--- Text to read ---
------------------------------------------------------------

Blakrok – Blakrok

blakroc

Rap and Rock have a troubled history together. Whilst Run DMC and Aerosmith may have managed to pull off a mildly cringe-worthy duet on Walk This Way, the majority of this grim hybrid have ended up sounding horribly juvenile, managing somehow to omit positive qualities of both genres entirely (see: Limp Bizkit, The Bloodhound Gang and Kid Rock.) The Beastie Boys’ rocky backing tracks may have elevated their witty lyricism to classic status, and Rage Against The Machine’s combination of driving riffs and political rap is regarded by most as the pinnacle of this dualism, but no rap-rock project as of yet has managed to capture the tone and feel of old-school Hip-Hop and the raw energy of Rock music in an entirely effective way.

------------------------------------------------------------

--- Material supplied ---
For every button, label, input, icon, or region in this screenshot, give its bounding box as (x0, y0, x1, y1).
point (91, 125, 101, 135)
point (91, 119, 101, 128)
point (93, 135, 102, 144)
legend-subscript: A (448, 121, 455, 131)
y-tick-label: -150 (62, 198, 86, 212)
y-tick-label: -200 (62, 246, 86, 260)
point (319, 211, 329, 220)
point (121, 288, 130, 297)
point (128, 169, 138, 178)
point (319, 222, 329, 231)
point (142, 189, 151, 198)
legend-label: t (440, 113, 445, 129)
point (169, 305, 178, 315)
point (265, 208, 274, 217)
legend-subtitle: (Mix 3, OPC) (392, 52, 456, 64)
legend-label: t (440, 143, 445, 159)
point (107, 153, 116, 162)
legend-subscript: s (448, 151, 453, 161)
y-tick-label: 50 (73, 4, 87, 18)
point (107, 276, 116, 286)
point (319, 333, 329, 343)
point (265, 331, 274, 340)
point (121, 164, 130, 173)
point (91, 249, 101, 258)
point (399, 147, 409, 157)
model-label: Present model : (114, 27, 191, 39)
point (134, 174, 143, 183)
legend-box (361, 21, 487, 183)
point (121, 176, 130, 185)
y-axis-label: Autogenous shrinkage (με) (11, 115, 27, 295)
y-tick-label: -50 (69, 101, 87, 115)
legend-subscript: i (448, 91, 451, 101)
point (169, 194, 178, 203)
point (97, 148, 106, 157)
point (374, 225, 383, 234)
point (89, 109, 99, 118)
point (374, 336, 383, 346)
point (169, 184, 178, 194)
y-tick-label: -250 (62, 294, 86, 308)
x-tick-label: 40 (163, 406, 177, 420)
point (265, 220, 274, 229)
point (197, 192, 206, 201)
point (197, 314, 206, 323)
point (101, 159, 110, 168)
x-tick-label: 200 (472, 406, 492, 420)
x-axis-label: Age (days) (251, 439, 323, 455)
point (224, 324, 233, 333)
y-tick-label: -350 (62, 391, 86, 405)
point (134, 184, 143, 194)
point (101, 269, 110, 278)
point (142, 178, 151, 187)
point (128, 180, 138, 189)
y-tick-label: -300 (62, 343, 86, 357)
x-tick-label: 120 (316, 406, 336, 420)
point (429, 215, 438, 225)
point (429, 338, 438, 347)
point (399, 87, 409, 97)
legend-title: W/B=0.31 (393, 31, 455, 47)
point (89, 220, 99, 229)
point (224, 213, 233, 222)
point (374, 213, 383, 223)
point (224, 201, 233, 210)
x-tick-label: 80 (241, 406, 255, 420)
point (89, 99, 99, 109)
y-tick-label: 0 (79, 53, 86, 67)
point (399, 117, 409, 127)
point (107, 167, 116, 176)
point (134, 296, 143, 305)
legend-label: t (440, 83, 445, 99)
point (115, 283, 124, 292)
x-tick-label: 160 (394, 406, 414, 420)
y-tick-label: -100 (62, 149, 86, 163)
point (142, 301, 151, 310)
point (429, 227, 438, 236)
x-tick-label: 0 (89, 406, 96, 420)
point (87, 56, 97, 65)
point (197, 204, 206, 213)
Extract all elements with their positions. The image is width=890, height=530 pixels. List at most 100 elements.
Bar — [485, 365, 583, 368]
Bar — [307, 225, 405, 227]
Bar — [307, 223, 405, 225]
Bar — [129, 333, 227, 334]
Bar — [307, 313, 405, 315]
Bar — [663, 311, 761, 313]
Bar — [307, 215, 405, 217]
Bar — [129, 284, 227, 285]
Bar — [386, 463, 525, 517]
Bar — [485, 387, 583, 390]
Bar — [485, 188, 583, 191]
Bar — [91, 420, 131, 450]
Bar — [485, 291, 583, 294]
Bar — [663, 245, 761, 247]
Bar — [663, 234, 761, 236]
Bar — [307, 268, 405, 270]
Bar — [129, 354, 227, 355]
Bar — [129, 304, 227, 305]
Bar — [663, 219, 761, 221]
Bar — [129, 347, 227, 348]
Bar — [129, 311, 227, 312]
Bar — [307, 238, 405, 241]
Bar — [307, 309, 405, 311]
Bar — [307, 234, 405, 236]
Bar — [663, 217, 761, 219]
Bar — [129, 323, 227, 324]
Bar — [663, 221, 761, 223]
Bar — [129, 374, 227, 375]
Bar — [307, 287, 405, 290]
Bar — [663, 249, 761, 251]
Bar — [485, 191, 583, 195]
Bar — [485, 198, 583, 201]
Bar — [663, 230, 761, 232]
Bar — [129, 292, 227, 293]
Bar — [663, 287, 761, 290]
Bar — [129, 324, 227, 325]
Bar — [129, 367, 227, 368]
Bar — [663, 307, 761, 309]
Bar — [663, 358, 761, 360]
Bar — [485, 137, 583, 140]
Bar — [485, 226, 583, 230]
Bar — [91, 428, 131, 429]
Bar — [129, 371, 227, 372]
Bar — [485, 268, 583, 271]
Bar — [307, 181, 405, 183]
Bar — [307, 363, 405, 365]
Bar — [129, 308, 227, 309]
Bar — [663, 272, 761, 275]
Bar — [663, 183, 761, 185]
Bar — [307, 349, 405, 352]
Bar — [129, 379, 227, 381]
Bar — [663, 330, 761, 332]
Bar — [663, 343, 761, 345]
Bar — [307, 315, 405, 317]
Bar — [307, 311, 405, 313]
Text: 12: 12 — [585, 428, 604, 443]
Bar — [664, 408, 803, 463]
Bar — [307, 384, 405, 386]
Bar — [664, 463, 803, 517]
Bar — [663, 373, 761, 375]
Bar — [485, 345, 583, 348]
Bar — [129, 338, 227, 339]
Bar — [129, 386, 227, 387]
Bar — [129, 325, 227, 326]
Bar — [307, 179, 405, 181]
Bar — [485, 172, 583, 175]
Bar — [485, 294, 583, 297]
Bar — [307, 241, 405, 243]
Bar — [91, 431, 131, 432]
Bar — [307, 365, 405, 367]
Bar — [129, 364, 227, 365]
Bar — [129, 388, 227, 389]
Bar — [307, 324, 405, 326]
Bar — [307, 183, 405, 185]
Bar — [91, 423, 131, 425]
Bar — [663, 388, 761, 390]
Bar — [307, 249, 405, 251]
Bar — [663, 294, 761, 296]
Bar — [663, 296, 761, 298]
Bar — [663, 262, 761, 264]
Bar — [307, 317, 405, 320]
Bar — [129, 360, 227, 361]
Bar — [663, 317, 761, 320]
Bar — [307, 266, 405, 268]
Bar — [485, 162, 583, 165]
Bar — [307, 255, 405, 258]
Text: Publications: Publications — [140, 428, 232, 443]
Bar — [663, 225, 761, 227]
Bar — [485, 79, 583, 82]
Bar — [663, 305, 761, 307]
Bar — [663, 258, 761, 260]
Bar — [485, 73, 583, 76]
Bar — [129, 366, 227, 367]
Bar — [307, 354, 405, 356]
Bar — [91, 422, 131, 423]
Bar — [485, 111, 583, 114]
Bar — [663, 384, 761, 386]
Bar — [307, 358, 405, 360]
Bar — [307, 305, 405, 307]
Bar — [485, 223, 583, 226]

------------------------------------------------------------

--- Parts of the exercise ---
1 – Please sum up the text about rap and rock in two sentences.
2 – For each statement, decide whether the text about rap and rock agrees with it, and quote the words that settle it.
(a) The text describes the Run DMC and Aerosmith duet on Walk This Way as flawless.
(b) Most people regard Rage Against The Machine's mix of riffs and political rap as the high point of rap-rock.
(c) Limp Bizkit is named as an example of the hybrid sounding juvenile.

--- Expected results ---
1 – Rap and rock have a troubled history together: most of their hybrids have sounded horribly juvenile and left out the good qualities of both genres, though Run DMC and Aerosmith pulled off a mildly cringe-worthy duet on Walk This Way. The Beastie Boys and Rage Against The Machine stand out, but no rap-rock project has yet fully captured both the feel of old-school hip-hop and the raw energy of rock.

2 –
(a) No: "a mildly cringe-worthy duet on Walk This Way"
(b) Yes: "is regarded by most as the pinnacle of this dualism"
(c) Yes: "ended up sounding horribly juvenile, managing somehow to omit positive qualities of both genres entirely (see: Limp Bizkit, The Bloodhound Gang and Kid Rock.)"